_OBJECTIVE_
Take every line that has the string "name" and copy it out.

_GIVEN RECORDS_

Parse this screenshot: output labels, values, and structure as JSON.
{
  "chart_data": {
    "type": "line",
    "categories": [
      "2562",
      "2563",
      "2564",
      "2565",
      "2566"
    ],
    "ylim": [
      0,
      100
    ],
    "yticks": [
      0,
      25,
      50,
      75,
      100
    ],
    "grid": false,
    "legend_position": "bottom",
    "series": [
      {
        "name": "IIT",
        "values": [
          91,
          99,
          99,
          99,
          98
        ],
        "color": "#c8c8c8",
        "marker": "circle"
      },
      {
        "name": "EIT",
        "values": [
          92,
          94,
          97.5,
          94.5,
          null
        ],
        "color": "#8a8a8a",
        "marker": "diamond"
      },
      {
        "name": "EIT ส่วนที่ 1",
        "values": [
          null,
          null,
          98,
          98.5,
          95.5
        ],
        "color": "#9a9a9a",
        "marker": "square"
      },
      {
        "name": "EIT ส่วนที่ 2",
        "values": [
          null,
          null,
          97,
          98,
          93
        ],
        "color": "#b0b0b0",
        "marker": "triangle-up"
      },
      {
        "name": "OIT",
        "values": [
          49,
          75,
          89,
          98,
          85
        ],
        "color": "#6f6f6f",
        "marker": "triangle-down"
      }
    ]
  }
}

_SOLUTION TO THIS TASK_
        "name": "IIT",
        "name": "EIT",
        "name": "EIT ส่วนที่ 1",
        "name": "EIT ส่วนที่ 2",
        "name": "OIT",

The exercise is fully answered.